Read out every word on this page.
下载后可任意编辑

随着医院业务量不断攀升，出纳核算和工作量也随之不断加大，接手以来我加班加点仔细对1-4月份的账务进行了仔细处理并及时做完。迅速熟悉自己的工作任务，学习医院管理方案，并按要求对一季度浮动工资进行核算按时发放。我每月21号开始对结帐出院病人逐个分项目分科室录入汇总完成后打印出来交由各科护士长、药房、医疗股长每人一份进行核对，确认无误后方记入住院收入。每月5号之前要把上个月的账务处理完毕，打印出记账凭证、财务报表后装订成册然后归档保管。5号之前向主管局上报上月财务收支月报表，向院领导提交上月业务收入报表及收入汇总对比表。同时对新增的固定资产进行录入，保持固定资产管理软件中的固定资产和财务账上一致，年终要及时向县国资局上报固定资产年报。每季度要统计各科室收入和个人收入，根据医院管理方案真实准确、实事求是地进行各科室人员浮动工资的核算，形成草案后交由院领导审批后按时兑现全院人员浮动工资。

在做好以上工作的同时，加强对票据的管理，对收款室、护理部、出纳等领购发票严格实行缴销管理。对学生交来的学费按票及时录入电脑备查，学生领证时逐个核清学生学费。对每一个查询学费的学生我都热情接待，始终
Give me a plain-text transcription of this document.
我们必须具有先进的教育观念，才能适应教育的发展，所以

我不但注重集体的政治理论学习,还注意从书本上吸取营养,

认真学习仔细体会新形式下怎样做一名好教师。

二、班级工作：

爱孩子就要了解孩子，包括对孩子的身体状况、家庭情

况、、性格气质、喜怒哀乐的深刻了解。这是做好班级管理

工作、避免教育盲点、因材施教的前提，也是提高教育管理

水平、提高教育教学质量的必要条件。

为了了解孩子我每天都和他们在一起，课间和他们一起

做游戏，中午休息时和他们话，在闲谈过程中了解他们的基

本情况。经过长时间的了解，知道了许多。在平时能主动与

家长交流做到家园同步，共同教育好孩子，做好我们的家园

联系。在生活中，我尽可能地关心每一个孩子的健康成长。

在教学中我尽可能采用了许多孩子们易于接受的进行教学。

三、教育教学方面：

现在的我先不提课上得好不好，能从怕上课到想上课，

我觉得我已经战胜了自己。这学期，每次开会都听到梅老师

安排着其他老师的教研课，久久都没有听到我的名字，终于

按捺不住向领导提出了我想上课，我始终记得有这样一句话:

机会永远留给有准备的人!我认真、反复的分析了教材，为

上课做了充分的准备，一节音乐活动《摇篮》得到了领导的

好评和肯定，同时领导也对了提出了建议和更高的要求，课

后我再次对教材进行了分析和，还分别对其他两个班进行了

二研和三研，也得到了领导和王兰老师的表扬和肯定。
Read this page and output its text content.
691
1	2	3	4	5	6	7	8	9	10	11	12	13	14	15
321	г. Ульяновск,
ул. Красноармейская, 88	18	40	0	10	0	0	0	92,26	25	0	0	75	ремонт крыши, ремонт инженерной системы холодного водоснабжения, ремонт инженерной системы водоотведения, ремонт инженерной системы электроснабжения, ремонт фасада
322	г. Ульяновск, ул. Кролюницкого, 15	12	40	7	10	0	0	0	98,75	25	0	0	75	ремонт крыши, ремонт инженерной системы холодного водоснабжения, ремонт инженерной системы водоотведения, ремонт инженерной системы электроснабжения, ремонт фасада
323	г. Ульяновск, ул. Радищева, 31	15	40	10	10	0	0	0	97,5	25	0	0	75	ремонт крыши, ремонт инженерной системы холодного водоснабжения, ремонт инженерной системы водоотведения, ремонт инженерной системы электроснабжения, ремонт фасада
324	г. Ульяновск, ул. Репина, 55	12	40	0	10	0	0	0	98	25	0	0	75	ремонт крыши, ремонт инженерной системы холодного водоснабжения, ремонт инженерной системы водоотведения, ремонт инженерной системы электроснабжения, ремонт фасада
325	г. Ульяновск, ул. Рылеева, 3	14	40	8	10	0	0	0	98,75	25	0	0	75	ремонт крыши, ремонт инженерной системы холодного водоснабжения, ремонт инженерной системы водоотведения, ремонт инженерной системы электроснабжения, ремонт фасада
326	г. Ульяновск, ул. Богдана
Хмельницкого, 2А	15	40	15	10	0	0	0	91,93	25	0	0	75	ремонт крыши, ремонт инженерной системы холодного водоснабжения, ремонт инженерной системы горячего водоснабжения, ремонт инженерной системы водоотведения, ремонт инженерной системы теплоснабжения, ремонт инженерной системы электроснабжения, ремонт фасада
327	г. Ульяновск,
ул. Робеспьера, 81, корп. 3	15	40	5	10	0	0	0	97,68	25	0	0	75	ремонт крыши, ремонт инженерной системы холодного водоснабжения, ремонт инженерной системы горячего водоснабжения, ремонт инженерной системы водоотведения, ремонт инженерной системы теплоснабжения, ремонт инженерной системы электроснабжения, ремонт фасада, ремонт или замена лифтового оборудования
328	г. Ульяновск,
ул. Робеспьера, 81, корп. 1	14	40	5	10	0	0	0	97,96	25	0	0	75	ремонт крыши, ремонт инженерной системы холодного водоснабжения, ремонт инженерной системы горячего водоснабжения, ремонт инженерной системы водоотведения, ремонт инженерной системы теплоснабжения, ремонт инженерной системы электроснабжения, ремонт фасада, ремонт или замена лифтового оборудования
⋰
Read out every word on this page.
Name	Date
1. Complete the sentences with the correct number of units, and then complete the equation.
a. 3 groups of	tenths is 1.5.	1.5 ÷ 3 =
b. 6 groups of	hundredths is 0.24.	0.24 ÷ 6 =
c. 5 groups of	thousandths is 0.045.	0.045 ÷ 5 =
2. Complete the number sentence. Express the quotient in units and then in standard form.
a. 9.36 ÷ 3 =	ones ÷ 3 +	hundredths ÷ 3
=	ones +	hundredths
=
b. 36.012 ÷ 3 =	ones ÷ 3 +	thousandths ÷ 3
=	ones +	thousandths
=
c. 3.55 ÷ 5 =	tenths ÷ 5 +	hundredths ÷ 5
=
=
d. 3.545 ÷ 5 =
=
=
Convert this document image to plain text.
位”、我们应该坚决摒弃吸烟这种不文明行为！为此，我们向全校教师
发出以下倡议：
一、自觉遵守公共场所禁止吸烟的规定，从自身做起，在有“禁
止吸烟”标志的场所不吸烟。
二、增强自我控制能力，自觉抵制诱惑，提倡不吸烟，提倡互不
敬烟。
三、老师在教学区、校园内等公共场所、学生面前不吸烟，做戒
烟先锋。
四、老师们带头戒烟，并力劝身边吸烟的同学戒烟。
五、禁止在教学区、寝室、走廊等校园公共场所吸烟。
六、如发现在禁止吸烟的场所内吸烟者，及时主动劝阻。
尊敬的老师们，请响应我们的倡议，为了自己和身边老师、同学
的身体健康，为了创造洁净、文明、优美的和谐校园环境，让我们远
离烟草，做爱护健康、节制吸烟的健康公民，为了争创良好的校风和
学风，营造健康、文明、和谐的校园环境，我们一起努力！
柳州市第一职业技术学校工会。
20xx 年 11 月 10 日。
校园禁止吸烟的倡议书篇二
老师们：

-*-

PROBLEM DETAILS » Track down the lines that include the word "теплоснабжения" and copy them.

WRITTEN ANSWER »
Хмельницкого, 2А	15	40	15	10	0	0	0	91,93	25	0	0	75	ремонт крыши, ремонт инженерной системы холодного водоснабжения, ремонт инженерной системы горячего водоснабжения, ремонт инженерной системы водоотведения, ремонт инженерной системы теплоснабжения, ремонт инженерной системы электроснабжения, ремонт фасада
ул. Робеспьера, 81, корп. 3	15	40	5	10	0	0	0	97,68	25	0	0	75	ремонт крыши, ремонт инженерной системы холодного водоснабжения, ремонт инженерной системы горячего водоснабжения, ремонт инженерной системы водоотведения, ремонт инженерной системы теплоснабжения, ремонт инженерной системы электроснабжения, ремонт фасада, ремонт или замена лифтового оборудования
ул. Робеспьера, 81, корп. 1	14	40	5	10	0	0	0	97,96	25	0	0	75	ремонт крыши, ремонт инженерной системы холодного водоснабжения, ремонт инженерной системы горячего водоснабжения, ремонт инженерной системы водоотведения, ремонт инженерной системы теплоснабжения, ремонт инженерной системы электроснабжения, ремонт фасада, ремонт или замена лифтового оборудования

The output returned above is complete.